» Requirements
Print all of the data exactly as written.

Dataset listings of figures
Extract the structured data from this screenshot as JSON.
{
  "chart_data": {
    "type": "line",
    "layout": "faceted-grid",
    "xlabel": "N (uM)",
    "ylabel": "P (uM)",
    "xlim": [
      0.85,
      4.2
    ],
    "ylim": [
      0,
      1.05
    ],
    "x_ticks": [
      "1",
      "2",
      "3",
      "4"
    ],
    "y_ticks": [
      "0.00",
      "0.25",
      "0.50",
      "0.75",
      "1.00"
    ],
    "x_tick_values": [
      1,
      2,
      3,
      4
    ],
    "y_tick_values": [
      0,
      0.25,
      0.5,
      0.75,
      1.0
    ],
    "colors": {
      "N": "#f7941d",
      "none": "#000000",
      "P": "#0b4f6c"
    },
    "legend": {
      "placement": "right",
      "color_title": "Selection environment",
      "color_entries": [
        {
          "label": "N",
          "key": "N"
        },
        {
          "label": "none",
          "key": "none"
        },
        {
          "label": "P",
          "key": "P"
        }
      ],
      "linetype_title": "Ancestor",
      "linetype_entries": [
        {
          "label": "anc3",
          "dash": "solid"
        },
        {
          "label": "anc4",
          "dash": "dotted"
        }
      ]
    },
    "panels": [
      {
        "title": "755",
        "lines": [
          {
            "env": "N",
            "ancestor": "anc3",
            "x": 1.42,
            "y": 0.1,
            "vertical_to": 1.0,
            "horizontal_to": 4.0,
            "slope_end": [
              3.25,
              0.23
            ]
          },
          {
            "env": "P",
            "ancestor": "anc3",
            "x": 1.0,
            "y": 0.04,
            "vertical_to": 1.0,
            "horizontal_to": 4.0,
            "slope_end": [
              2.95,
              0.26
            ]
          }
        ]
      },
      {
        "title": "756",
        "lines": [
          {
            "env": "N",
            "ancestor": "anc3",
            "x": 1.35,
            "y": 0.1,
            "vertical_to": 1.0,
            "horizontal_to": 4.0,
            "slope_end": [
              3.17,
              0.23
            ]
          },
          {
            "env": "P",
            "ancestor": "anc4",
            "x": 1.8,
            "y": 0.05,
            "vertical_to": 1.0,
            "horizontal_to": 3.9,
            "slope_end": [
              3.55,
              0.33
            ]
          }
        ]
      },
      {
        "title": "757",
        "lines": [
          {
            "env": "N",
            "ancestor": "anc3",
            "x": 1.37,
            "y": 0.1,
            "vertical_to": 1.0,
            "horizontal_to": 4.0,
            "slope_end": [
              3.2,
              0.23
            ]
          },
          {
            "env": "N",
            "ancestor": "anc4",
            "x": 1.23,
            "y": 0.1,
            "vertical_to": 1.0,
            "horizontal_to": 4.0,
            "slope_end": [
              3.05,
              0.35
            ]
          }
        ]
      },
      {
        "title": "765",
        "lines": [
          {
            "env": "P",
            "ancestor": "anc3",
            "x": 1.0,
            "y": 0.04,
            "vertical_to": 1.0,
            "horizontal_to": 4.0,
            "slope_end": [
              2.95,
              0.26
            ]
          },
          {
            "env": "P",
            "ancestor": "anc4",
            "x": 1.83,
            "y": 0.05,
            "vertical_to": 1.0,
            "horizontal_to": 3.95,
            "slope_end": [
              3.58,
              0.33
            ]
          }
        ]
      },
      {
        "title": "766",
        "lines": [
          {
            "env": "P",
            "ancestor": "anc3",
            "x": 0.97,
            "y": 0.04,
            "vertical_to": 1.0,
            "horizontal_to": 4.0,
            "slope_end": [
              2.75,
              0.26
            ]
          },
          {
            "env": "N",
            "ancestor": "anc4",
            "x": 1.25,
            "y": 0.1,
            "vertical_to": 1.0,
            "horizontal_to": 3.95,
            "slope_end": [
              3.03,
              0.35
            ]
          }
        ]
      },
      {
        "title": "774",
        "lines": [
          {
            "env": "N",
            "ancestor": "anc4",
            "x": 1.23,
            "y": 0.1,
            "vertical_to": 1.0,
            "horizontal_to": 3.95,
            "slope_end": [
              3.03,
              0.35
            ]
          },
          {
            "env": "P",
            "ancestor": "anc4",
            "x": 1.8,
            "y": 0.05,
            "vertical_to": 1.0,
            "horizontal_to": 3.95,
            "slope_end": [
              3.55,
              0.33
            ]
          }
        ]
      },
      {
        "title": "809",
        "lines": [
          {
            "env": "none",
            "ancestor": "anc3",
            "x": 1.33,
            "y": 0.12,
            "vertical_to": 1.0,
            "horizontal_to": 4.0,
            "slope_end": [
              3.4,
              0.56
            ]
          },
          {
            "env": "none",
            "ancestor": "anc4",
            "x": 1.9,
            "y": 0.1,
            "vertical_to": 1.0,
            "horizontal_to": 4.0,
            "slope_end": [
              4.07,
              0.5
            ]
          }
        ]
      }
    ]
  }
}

» Task output
Extract the structured data from this screenshot as JSON.
{
  "chart_data": {
    "type": "line",
    "layout": "faceted-grid",
    "xlabel": "N (uM)",
    "ylabel": "P (uM)",
    "xlim": [
      0.85,
      4.2
    ],
    "ylim": [
      0,
      1.05
    ],
    "x_ticks": [
      "1",
      "2",
      "3",
      "4"
    ],
    "y_ticks": [
      "0.00",
      "0.25",
      "0.50",
      "0.75",
      "1.00"
    ],
    "x_tick_values": [
      1,
      2,
      3,
      4
    ],
    "y_tick_values": [
      0,
      0.25,
      0.5,
      0.75,
      1.0
    ],
    "colors": {
      "N": "#f7941d",
      "none": "#000000",
      "P": "#0b4f6c"
    },
    "legend": {
      "placement": "right",
      "color_title": "Selection environment",
      "color_entries": [
        {
          "label": "N",
          "key": "N"
        },
        {
          "label": "none",
          "key": "none"
        },
        {
          "label": "P",
          "key": "P"
        }
      ],
      "linetype_title": "Ancestor",
      "linetype_entries": [
        {
          "label": "anc3",
          "dash": "solid"
        },
        {
          "label": "anc4",
          "dash": "dotted"
        }
      ]
    },
    "panels": [
      {
        "title": "755",
        "lines": [
          {
            "env": "N",
            "ancestor": "anc3",
            "x": 1.42,
            "y": 0.1,
            "vertical_to": 1.0,
            "horizontal_to": 4.0,
            "slope_end": [
              3.25,
              0.23
            ]
          },
          {
            "env": "P",
            "ancestor": "anc3",
            "x": 1.0,
            "y": 0.04,
            "vertical_to": 1.0,
            "horizontal_to": 4.0,
            "slope_end": [
              2.95,
              0.26
            ]
          }
        ]
      },
      {
        "title": "756",
        "lines": [
          {
            "env": "N",
            "ancestor": "anc3",
            "x": 1.35,
            "y": 0.1,
            "vertical_to": 1.0,
            "horizontal_to": 4.0,
            "slope_end": [
              3.17,
              0.23
            ]
          },
          {
            "env": "P",
            "ancestor": "anc4",
            "x": 1.8,
            "y": 0.05,
            "vertical_to": 1.0,
            "horizontal_to": 3.9,
            "slope_end": [
              3.55,
              0.33
            ]
          }
        ]
      },
      {
        "title": "757",
        "lines": [
          {
            "env": "N",
            "ancestor": "anc3",
            "x": 1.37,
            "y": 0.1,
            "vertical_to": 1.0,
            "horizontal_to": 4.0,
            "slope_end": [
              3.2,
              0.23
            ]
          },
          {
            "env": "N",
            "ancestor": "anc4",
            "x": 1.23,
            "y": 0.1,
            "vertical_to": 1.0,
            "horizontal_to": 4.0,
            "slope_end": [
              3.05,
              0.35
            ]
          }
        ]
      },
      {
        "title": "765",
        "lines": [
          {
            "env": "P",
            "ancestor": "anc3",
            "x": 1.0,
            "y": 0.04,
            "vertical_to": 1.0,
            "horizontal_to": 4.0,
            "slope_end": [
              2.95,
              0.26
            ]
          },
          {
            "env": "P",
            "ancestor": "anc4",
            "x": 1.83,
            "y": 0.05,
            "vertical_to": 1.0,
            "horizontal_to": 3.95,
            "slope_end": [
              3.58,
              0.33
            ]
          }
        ]
      },
      {
        "title": "766",
        "lines": [
          {
            "env": "P",
            "ancestor": "anc3",
            "x": 0.97,
            "y": 0.04,
            "vertical_to": 1.0,
            "horizontal_to": 4.0,
            "slope_end": [
              2.75,
              0.26
            ]
          },
          {
            "env": "N",
            "ancestor": "anc4",
            "x": 1.25,
            "y": 0.1,
            "vertical_to": 1.0,
            "horizontal_to": 3.95,
            "slope_end": [
              3.03,
              0.35
            ]
          }
        ]
      },
      {
        "title": "774",
        "lines": [
          {
            "env": "N",
            "ancestor": "anc4",
            "x": 1.23,
            "y": 0.1,
            "vertical_to": 1.0,
            "horizontal_to": 3.95,
            "slope_end": [
              3.03,
              0.35
            ]
          },
          {
            "env": "P",
            "ancestor": "anc4",
            "x": 1.8,
            "y": 0.05,
            "vertical_to": 1.0,
            "horizontal_to": 3.95,
            "slope_end": [
              3.55,
              0.33
            ]
          }
        ]
      },
      {
        "title": "809",
        "lines": [
          {
            "env": "none",
            "ancestor": "anc3",
            "x": 1.33,
            "y": 0.12,
            "vertical_to": 1.0,
            "horizontal_to": 4.0,
            "slope_end": [
              3.4,
              0.56
            ]
          },
          {
            "env": "none",
            "ancestor": "anc4",
            "x": 1.9,
            "y": 0.1,
            "vertical_to": 1.0,
            "horizontal_to": 4.0,
            "slope_end": [
              4.07,
              0.5
            ]
          }
        ]
      }
    ]
  }
}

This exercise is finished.